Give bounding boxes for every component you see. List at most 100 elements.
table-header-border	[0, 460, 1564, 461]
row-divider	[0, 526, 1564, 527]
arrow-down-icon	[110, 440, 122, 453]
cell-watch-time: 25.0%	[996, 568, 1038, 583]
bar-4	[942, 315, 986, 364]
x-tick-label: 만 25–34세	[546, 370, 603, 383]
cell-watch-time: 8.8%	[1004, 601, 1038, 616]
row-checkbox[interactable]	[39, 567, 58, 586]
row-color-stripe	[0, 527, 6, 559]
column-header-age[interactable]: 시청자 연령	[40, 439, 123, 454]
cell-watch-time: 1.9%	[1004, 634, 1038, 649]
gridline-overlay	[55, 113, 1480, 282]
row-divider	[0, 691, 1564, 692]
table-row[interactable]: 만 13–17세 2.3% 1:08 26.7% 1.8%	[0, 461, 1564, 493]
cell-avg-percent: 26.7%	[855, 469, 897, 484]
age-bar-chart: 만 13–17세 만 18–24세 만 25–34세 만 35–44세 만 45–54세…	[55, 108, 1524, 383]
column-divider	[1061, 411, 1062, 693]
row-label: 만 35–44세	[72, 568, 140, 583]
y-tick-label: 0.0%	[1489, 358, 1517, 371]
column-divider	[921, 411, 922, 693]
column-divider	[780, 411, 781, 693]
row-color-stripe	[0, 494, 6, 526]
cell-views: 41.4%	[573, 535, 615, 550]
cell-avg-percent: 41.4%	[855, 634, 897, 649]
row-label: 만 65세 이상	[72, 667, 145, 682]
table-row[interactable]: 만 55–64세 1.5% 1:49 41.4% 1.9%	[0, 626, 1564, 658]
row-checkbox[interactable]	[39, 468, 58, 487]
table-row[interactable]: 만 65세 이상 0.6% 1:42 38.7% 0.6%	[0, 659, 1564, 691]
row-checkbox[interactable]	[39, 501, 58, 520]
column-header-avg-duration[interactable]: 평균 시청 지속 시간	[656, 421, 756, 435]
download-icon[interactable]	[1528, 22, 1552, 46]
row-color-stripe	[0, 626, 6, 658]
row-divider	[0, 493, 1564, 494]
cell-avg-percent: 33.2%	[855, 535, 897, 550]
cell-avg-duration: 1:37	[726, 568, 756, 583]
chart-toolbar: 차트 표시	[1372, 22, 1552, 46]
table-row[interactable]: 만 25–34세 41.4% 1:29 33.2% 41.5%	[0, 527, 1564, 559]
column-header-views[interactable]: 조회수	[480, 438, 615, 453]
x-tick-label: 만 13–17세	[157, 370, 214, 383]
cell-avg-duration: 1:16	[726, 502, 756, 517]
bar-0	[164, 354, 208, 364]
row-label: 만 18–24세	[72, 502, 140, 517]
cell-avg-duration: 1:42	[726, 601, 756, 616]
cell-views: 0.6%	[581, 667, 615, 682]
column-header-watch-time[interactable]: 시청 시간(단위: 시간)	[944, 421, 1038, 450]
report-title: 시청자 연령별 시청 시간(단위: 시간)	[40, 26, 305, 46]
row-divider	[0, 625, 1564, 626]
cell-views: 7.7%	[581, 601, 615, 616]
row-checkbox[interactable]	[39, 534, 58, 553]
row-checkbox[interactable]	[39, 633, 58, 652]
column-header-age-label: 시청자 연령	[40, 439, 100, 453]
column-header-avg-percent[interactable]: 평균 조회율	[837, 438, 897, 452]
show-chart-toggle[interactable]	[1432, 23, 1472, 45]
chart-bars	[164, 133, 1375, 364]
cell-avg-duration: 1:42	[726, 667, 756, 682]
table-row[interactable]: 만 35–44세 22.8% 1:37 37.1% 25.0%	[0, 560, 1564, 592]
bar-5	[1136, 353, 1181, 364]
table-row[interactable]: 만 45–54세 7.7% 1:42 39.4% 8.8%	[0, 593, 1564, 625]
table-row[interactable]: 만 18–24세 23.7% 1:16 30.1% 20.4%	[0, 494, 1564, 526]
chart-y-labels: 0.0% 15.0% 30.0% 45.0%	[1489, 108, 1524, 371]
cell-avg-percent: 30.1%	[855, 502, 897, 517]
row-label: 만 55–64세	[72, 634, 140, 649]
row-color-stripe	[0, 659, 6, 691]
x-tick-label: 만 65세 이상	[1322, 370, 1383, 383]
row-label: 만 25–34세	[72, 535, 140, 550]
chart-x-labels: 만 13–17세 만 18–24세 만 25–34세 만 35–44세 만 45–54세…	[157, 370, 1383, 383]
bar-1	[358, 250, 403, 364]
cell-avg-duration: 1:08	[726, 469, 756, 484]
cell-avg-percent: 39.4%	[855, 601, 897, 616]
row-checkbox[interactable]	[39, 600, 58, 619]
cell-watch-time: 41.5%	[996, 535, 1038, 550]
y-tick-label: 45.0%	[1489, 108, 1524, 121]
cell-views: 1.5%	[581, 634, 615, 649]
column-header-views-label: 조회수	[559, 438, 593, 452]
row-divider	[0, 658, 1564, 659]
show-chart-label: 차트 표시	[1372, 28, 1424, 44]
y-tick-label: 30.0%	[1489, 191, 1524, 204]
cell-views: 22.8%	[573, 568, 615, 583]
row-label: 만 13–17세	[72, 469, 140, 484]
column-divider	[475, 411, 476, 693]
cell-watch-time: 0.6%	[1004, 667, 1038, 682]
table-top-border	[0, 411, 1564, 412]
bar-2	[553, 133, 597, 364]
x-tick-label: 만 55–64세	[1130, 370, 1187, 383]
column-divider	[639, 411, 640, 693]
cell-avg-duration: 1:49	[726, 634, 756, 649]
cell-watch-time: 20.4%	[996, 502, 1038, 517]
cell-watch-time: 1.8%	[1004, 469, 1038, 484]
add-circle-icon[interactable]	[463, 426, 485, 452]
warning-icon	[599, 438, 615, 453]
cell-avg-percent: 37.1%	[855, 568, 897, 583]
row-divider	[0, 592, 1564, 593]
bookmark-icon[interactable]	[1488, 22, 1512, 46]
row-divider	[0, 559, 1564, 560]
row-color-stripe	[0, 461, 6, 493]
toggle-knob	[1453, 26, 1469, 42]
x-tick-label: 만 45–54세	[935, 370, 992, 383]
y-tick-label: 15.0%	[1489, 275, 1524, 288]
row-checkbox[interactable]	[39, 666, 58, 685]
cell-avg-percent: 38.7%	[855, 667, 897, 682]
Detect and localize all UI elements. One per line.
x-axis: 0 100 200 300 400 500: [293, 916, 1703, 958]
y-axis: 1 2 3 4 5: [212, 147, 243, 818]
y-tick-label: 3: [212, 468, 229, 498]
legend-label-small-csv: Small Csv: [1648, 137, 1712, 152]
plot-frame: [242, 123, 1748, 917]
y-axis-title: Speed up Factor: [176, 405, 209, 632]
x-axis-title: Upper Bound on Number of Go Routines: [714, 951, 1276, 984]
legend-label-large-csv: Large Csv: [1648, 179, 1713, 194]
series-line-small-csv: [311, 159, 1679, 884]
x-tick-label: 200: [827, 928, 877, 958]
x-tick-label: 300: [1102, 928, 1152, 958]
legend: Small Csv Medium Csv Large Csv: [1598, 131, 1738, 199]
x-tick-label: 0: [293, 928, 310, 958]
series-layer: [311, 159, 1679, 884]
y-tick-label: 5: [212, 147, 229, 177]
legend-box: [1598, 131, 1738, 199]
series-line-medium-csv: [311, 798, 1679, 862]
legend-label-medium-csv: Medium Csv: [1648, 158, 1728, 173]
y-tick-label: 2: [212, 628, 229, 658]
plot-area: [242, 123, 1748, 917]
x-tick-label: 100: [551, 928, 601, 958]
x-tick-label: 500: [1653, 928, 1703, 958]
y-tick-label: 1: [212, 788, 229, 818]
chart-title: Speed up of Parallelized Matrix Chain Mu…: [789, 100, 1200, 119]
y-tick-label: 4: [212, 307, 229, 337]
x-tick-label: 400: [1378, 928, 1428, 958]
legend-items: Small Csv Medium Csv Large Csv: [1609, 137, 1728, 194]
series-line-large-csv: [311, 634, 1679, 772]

- _Task details_
Copy the entries word for word, from the first line through the line that contains "601, 615, 616]", including both of those lines.

- _Expected output_
Give bounding boxes for every component you see. List at most 100 elements.
table-header-border	[0, 460, 1564, 461]
row-divider	[0, 526, 1564, 527]
arrow-down-icon	[110, 440, 122, 453]
cell-watch-time: 25.0%	[996, 568, 1038, 583]
bar-4	[942, 315, 986, 364]
x-tick-label: 만 25–34세	[546, 370, 603, 383]
cell-watch-time: 8.8%	[1004, 601, 1038, 616]
row-checkbox[interactable]	[39, 567, 58, 586]
row-color-stripe	[0, 527, 6, 559]
column-header-age[interactable]: 시청자 연령	[40, 439, 123, 454]
cell-watch-time: 1.9%	[1004, 634, 1038, 649]
gridline-overlay	[55, 113, 1480, 282]
row-divider	[0, 691, 1564, 692]
table-row[interactable]: 만 13–17세 2.3% 1:08 26.7% 1.8%	[0, 461, 1564, 493]
cell-avg-percent: 26.7%	[855, 469, 897, 484]
age-bar-chart: 만 13–17세 만 18–24세 만 25–34세 만 35–44세 만 45–54세…	[55, 108, 1524, 383]
column-divider	[1061, 411, 1062, 693]
row-label: 만 35–44세	[72, 568, 140, 583]
y-tick-label: 0.0%	[1489, 358, 1517, 371]
column-divider	[921, 411, 922, 693]
column-divider	[780, 411, 781, 693]
row-color-stripe	[0, 494, 6, 526]
cell-views: 41.4%	[573, 535, 615, 550]
cell-avg-percent: 41.4%	[855, 634, 897, 649]
row-label: 만 65세 이상	[72, 667, 145, 682]
table-row[interactable]: 만 55–64세 1.5% 1:49 41.4% 1.9%	[0, 626, 1564, 658]
row-checkbox[interactable]	[39, 468, 58, 487]
table-row[interactable]: 만 65세 이상 0.6% 1:42 38.7% 0.6%	[0, 659, 1564, 691]
row-checkbox[interactable]	[39, 501, 58, 520]
column-header-avg-duration[interactable]: 평균 시청 지속 시간	[656, 421, 756, 435]
download-icon[interactable]	[1528, 22, 1552, 46]
row-color-stripe	[0, 626, 6, 658]
row-divider	[0, 493, 1564, 494]
cell-avg-percent: 33.2%	[855, 535, 897, 550]
cell-avg-duration: 1:37	[726, 568, 756, 583]
chart-toolbar: 차트 표시	[1372, 22, 1552, 46]
table-row[interactable]: 만 25–34세 41.4% 1:29 33.2% 41.5%	[0, 527, 1564, 559]
column-header-views[interactable]: 조회수	[480, 438, 615, 453]
x-tick-label: 만 13–17세	[157, 370, 214, 383]
cell-avg-duration: 1:16	[726, 502, 756, 517]
bar-0	[164, 354, 208, 364]
row-label: 만 18–24세	[72, 502, 140, 517]
cell-avg-duration: 1:42	[726, 601, 756, 616]
cell-views: 0.6%	[581, 667, 615, 682]
column-header-watch-time[interactable]: 시청 시간(단위: 시간)	[944, 421, 1038, 450]
report-title: 시청자 연령별 시청 시간(단위: 시간)	[40, 26, 305, 46]
row-divider	[0, 625, 1564, 626]
cell-views: 7.7%	[581, 601, 615, 616]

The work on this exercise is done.